**Short exercise:**
Print all entries word for word.

[Part of a data file]
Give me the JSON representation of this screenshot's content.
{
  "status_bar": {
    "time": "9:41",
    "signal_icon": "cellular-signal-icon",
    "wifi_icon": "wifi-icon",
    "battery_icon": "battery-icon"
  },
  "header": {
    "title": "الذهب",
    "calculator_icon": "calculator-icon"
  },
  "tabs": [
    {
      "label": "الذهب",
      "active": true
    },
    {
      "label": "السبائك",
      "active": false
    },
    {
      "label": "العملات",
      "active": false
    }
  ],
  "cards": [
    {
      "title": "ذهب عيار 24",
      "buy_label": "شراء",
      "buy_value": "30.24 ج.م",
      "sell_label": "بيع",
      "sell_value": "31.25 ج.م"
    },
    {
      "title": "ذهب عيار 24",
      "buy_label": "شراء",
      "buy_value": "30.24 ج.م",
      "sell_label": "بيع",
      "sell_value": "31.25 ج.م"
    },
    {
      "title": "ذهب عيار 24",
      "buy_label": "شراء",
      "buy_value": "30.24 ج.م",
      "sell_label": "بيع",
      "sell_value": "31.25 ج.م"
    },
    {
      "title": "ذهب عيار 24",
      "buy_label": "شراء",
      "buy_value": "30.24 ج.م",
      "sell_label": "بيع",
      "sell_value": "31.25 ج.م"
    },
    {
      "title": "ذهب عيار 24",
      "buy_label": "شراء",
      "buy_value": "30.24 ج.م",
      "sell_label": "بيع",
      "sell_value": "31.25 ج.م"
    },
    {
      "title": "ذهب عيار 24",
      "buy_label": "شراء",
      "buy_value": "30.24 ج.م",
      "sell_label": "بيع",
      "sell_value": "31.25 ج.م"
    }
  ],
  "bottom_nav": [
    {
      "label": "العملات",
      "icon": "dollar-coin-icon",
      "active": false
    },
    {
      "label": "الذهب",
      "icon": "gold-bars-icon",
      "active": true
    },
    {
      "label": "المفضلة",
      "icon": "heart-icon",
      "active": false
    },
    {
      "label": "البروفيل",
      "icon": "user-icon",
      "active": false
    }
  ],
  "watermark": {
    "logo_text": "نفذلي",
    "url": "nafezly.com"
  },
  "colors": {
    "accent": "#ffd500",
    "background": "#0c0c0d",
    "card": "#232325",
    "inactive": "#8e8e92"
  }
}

**Response to this exercise:**
Give me the JSON representation of this screenshot's content.
{
  "status_bar": {
    "time": "9:41",
    "signal_icon": "cellular-signal-icon",
    "wifi_icon": "wifi-icon",
    "battery_icon": "battery-icon"
  },
  "header": {
    "title": "الذهب",
    "calculator_icon": "calculator-icon"
  },
  "tabs": [
    {
      "label": "الذهب",
      "active": true
    },
    {
      "label": "السبائك",
      "active": false
    },
    {
      "label": "العملات",
      "active": false
    }
  ],
  "cards": [
    {
      "title": "ذهب عيار 24",
      "buy_label": "شراء",
      "buy_value": "30.24 ج.م",
      "sell_label": "بيع",
      "sell_value": "31.25 ج.م"
    },
    {
      "title": "ذهب عيار 24",
      "buy_label": "شراء",
      "buy_value": "30.24 ج.م",
      "sell_label": "بيع",
      "sell_value": "31.25 ج.م"
    },
    {
      "title": "ذهب عيار 24",
      "buy_label": "شراء",
      "buy_value": "30.24 ج.م",
      "sell_label": "بيع",
      "sell_value": "31.25 ج.م"
    },
    {
      "title": "ذهب عيار 24",
      "buy_label": "شراء",
      "buy_value": "30.24 ج.م",
      "sell_label": "بيع",
      "sell_value": "31.25 ج.م"
    },
    {
      "title": "ذهب عيار 24",
      "buy_label": "شراء",
      "buy_value": "30.24 ج.م",
      "sell_label": "بيع",
      "sell_value": "31.25 ج.م"
    },
    {
      "title": "ذهب عيار 24",
      "buy_label": "شراء",
      "buy_value": "30.24 ج.م",
      "sell_label": "بيع",
      "sell_value": "31.25 ج.م"
    }
  ],
  "bottom_nav": [
    {
      "label": "العملات",
      "icon": "dollar-coin-icon",
      "active": false
    },
    {
      "label": "الذهب",
      "icon": "gold-bars-icon",
      "active": true
    },
    {
      "label": "المفضلة",
      "icon": "heart-icon",
      "active": false
    },
    {
      "label": "البروفيل",
      "icon": "user-icon",
      "active": false
    }
  ],
  "watermark": {
    "logo_text": "نفذلي",
    "url": "nafezly.com"
  },
  "colors": {
    "accent": "#ffd500",
    "background": "#0c0c0d",
    "card": "#232325",
    "inactive": "#8e8e92"
  }
}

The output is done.